▶ [What to do]:
An exact copy of all the data is required, with pictures left out.

(Figure record listings)
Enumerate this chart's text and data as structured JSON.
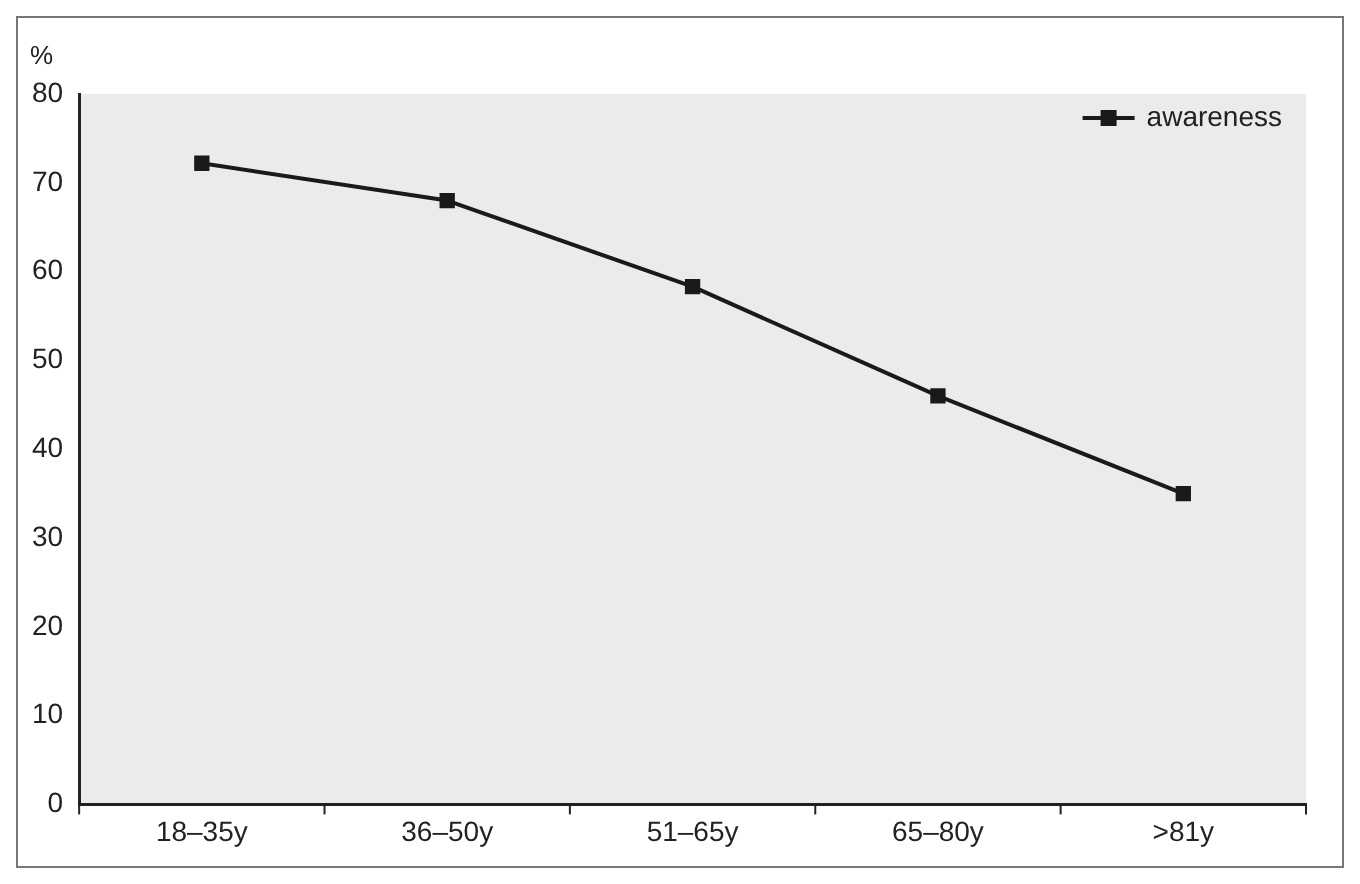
{
  "chart_data": {
    "type": "line",
    "ylabel": "%",
    "categories": [
      "18–35y",
      "36–50y",
      "51–65y",
      "65–80y",
      ">81y"
    ],
    "series": [
      {
        "name": "awareness",
        "color": "#1a1a1a",
        "values": [
          72.2,
          68,
          58.3,
          46,
          35
        ]
      }
    ],
    "ylim": [
      0,
      80
    ],
    "yticks": [
      0,
      10,
      20,
      30,
      40,
      50,
      60,
      70,
      80
    ],
    "grid": false,
    "legend": "top right",
    "marker": "square",
    "line_style": "solid"
  }
}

▶ [Solved problem]:
Enumerate this chart's text and data as structured JSON.
{
  "chart_data": {
    "type": "line",
    "ylabel": "%",
    "categories": [
      "18–35y",
      "36–50y",
      "51–65y",
      "65–80y",
      ">81y"
    ],
    "series": [
      {
        "name": "awareness",
        "color": "#1a1a1a",
        "values": [
          72.2,
          68,
          58.3,
          46,
          35
        ]
      }
    ],
    "ylim": [
      0,
      80
    ],
    "yticks": [
      0,
      10,
      20,
      30,
      40,
      50,
      60,
      70,
      80
    ],
    "grid": false,
    "legend": "top right",
    "marker": "square",
    "line_style": "solid"
  }
}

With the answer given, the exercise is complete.